● GOAL: In the data that follows, find the line containing "Read all visible content and emit it as JSON."; then quote that line and every line after it, exactly, through the last one.

Records from a data source:
+ + + + + + +

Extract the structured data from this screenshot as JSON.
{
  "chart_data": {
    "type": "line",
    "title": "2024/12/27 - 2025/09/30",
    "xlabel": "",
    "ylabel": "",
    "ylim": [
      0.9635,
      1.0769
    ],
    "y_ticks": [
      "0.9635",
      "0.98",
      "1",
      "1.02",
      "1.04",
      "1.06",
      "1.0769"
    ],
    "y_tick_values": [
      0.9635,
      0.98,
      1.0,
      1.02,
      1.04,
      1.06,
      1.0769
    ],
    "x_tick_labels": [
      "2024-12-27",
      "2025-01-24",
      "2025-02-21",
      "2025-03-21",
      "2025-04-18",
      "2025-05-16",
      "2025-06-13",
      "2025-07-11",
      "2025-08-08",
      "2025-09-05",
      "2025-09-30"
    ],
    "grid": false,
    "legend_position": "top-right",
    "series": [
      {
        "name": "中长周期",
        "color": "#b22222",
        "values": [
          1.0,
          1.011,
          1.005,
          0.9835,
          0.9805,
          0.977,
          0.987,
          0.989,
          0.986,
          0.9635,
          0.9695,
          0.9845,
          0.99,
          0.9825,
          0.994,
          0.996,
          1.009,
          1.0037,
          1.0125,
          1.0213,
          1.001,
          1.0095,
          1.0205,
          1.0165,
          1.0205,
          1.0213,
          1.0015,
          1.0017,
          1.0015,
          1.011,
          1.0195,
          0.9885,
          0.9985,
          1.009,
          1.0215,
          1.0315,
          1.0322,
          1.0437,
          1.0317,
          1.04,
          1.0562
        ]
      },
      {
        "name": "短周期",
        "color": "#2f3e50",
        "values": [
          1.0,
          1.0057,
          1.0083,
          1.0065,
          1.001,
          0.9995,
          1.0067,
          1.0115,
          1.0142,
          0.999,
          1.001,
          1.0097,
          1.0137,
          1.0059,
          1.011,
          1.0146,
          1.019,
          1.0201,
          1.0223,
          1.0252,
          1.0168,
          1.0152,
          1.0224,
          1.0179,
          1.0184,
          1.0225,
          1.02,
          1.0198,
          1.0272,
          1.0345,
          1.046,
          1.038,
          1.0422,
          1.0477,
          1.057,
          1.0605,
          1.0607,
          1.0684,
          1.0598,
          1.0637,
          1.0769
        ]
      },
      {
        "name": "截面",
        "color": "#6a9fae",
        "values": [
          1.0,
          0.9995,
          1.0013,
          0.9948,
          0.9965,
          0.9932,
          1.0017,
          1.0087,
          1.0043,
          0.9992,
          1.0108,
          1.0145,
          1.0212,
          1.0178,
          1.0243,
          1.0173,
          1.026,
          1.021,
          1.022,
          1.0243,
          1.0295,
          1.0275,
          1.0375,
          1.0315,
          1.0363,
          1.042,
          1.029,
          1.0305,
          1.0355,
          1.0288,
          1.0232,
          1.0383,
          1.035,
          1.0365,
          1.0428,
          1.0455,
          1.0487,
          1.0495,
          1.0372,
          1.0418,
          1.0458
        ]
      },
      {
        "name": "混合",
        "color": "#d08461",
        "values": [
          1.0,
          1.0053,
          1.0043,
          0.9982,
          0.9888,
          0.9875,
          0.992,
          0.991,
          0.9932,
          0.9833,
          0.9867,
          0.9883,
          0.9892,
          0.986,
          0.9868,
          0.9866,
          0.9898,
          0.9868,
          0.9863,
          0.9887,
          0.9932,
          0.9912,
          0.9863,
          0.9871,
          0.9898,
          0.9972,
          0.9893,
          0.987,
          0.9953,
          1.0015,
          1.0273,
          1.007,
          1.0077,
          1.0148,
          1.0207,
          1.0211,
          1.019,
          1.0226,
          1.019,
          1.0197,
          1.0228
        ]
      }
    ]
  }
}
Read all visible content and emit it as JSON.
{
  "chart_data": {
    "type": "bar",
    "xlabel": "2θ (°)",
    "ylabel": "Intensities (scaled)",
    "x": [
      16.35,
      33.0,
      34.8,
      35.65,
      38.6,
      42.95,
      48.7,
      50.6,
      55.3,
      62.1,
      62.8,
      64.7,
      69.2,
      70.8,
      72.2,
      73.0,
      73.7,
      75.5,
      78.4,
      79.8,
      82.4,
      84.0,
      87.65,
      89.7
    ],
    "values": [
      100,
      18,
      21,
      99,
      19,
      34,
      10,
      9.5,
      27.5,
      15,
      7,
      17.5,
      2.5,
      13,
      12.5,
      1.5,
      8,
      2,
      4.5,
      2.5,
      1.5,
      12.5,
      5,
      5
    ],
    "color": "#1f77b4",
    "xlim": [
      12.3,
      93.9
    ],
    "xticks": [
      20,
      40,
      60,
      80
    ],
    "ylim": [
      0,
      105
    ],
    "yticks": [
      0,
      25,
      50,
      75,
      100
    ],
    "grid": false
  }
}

+ + + + + + +

● RESPONSE TO THE TASK:
Read all visible content and emit it as JSON.
{
  "chart_data": {
    "type": "bar",
    "xlabel": "2θ (°)",
    "ylabel": "Intensities (scaled)",
    "x": [
      16.35,
      33.0,
      34.8,
      35.65,
      38.6,
      42.95,
      48.7,
      50.6,
      55.3,
      62.1,
      62.8,
      64.7,
      69.2,
      70.8,
      72.2,
      73.0,
      73.7,
      75.5,
      78.4,
      79.8,
      82.4,
      84.0,
      87.65,
      89.7
    ],
    "values": [
      100,
      18,
      21,
      99,
      19,
      34,
      10,
      9.5,
      27.5,
      15,
      7,
      17.5,
      2.5,
      13,
      12.5,
      1.5,
      8,
      2,
      4.5,
      2.5,
      1.5,
      12.5,
      5,
      5
    ],
    "color": "#1f77b4",
    "xlim": [
      12.3,
      93.9
    ],
    "xticks": [
      20,
      40,
      60,
      80
    ],
    "ylim": [
      0,
      105
    ],
    "yticks": [
      0,
      25,
      50,
      75,
      100
    ],
    "grid": false
  }
}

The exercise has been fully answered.